**Requirements**. Copy the stretch from "What elements are" through "grid-person-cell[interactable] [346, 248, 368, 263]", swapping "grid-person-cell" for "grid-member-cell" each time it appears and changing nothing else. Leave the pictures out.

**Stored rows**.
★ ★ ★

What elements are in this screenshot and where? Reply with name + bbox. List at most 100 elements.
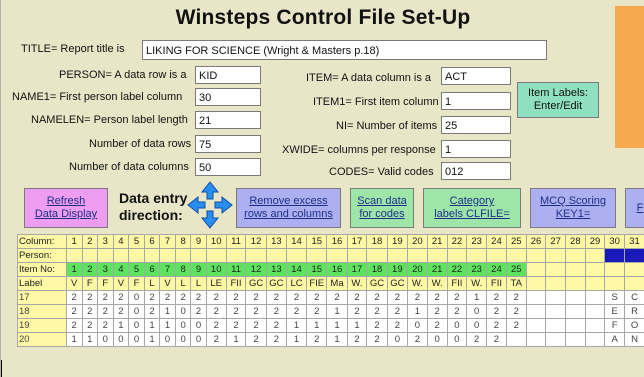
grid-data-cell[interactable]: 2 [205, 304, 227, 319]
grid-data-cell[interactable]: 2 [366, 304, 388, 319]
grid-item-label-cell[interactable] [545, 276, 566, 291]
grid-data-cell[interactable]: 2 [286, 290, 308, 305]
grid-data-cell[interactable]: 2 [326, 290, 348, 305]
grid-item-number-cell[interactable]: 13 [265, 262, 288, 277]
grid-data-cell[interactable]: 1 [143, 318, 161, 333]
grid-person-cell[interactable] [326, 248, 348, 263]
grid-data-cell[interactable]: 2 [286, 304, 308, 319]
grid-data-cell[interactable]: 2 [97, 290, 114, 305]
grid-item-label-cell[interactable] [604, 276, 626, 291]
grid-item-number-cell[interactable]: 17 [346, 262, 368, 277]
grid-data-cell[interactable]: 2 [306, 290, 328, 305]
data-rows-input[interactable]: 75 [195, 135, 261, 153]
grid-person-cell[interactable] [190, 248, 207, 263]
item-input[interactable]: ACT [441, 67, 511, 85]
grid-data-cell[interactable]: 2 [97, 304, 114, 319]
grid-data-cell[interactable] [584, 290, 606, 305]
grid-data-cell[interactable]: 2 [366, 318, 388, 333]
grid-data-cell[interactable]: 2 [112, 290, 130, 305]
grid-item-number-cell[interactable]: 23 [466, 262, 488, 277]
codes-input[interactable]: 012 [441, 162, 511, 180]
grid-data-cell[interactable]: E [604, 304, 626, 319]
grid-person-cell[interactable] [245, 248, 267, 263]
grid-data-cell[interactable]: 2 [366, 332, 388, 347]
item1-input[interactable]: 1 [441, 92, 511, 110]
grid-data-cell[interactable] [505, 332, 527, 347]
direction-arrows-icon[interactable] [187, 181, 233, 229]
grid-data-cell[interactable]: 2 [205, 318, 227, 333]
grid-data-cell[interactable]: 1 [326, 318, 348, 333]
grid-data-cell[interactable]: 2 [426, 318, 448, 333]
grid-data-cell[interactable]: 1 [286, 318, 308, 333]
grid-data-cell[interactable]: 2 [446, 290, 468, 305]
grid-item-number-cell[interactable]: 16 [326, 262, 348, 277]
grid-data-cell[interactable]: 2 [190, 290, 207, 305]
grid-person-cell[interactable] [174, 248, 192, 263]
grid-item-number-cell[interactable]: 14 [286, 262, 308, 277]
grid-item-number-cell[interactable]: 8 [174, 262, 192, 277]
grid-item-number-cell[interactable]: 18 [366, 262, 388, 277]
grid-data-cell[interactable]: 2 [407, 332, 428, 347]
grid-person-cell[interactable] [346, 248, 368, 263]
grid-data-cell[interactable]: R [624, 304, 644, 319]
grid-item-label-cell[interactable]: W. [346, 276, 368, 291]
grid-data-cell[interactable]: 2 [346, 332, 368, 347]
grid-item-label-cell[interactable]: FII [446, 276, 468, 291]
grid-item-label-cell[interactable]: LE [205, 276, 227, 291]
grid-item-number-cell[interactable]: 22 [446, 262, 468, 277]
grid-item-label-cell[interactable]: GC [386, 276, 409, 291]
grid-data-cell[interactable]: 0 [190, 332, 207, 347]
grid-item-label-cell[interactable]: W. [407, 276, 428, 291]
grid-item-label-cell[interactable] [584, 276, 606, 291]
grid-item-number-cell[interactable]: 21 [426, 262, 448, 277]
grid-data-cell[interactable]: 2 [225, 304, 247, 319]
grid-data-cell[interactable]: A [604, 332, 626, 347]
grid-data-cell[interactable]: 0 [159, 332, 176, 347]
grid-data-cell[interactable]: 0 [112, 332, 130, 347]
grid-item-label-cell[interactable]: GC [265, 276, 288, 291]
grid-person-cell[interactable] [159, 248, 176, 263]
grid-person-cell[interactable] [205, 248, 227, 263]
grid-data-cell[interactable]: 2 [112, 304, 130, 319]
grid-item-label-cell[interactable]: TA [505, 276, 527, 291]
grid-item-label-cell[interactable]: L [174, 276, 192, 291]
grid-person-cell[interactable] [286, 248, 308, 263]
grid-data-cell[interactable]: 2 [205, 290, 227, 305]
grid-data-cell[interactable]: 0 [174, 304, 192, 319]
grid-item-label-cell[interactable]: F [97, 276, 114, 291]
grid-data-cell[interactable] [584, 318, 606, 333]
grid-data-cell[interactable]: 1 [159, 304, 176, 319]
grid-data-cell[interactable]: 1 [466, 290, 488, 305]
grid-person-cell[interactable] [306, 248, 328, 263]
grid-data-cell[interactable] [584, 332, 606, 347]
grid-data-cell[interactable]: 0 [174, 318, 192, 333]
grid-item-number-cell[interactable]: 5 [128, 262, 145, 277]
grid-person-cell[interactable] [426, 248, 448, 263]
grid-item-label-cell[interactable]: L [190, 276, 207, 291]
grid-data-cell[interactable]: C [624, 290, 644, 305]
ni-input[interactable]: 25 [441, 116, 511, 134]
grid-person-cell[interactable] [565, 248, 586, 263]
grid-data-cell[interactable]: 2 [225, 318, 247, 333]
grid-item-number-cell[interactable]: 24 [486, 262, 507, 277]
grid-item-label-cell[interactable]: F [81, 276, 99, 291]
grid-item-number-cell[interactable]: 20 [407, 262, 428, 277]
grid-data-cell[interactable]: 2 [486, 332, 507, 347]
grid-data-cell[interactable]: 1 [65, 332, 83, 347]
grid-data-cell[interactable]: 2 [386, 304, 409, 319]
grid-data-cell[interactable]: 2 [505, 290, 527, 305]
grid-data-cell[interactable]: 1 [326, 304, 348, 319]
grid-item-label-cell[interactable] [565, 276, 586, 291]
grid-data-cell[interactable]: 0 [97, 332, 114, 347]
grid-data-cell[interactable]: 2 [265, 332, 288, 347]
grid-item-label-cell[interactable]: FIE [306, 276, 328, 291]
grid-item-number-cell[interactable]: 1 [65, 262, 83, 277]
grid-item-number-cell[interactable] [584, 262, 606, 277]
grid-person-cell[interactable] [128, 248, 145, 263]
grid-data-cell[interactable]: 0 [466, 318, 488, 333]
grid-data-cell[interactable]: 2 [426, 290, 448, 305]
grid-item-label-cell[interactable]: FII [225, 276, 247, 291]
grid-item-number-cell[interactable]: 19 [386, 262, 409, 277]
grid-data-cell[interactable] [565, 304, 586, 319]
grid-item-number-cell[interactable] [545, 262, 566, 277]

★ ★ ★

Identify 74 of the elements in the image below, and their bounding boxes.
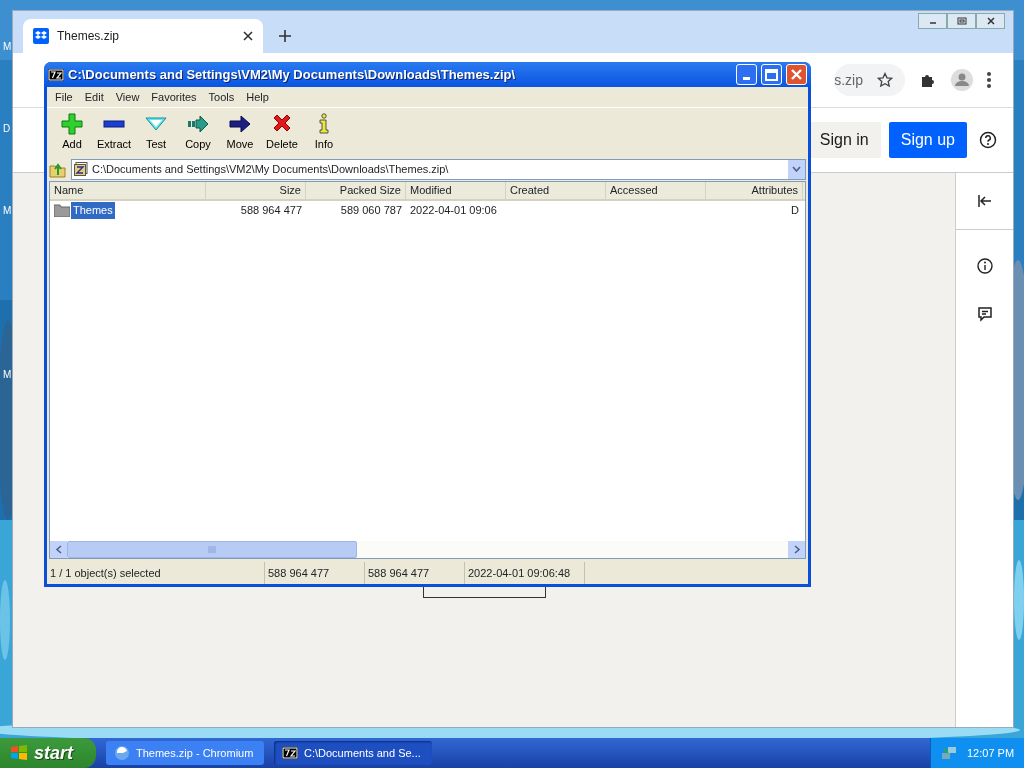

★ ★ ★

**Result of this exercise**.
What elements are in this screenshot and where? Reply with name + bbox. List at most 100 elements.
grid-data-cell[interactable]: 2 [205, 304, 227, 319]
grid-data-cell[interactable]: 2 [366, 304, 388, 319]
grid-item-label-cell[interactable] [545, 276, 566, 291]
grid-data-cell[interactable]: 2 [286, 290, 308, 305]
grid-data-cell[interactable]: 2 [326, 290, 348, 305]
grid-item-number-cell[interactable]: 13 [265, 262, 288, 277]
grid-data-cell[interactable]: 1 [143, 318, 161, 333]
grid-member-cell[interactable] [326, 248, 348, 263]
grid-data-cell[interactable]: 2 [286, 304, 308, 319]
grid-data-cell[interactable]: 2 [97, 290, 114, 305]
grid-item-label-cell[interactable] [604, 276, 626, 291]
grid-item-number-cell[interactable]: 17 [346, 262, 368, 277]
grid-data-cell[interactable]: 2 [306, 290, 328, 305]
data-rows-input[interactable]: 75 [195, 135, 261, 153]
grid-member-cell[interactable] [190, 248, 207, 263]
item-input[interactable]: ACT [441, 67, 511, 85]
grid-data-cell[interactable]: 2 [97, 304, 114, 319]
grid-data-cell[interactable] [584, 290, 606, 305]
grid-data-cell[interactable]: 2 [366, 318, 388, 333]
grid-data-cell[interactable]: 2 [112, 290, 130, 305]
grid-item-number-cell[interactable]: 23 [466, 262, 488, 277]
codes-input[interactable]: 012 [441, 162, 511, 180]
grid-data-cell[interactable]: E [604, 304, 626, 319]
grid-member-cell[interactable] [245, 248, 267, 263]
grid-data-cell[interactable]: 2 [366, 332, 388, 347]
item1-input[interactable]: 1 [441, 92, 511, 110]
grid-data-cell[interactable] [505, 332, 527, 347]
direction-arrows-icon[interactable] [187, 181, 233, 229]
grid-data-cell[interactable]: 2 [205, 318, 227, 333]
grid-data-cell[interactable]: 1 [326, 318, 348, 333]
grid-data-cell[interactable]: 2 [426, 318, 448, 333]
grid-data-cell[interactable]: 1 [286, 318, 308, 333]
grid-data-cell[interactable]: 2 [446, 290, 468, 305]
grid-item-number-cell[interactable]: 16 [326, 262, 348, 277]
grid-data-cell[interactable]: 2 [190, 290, 207, 305]
grid-member-cell[interactable] [174, 248, 192, 263]
grid-item-number-cell[interactable]: 14 [286, 262, 308, 277]
grid-item-number-cell[interactable]: 8 [174, 262, 192, 277]
grid-item-number-cell[interactable]: 18 [366, 262, 388, 277]
grid-data-cell[interactable]: 2 [407, 332, 428, 347]
grid-member-cell[interactable] [346, 248, 368, 263]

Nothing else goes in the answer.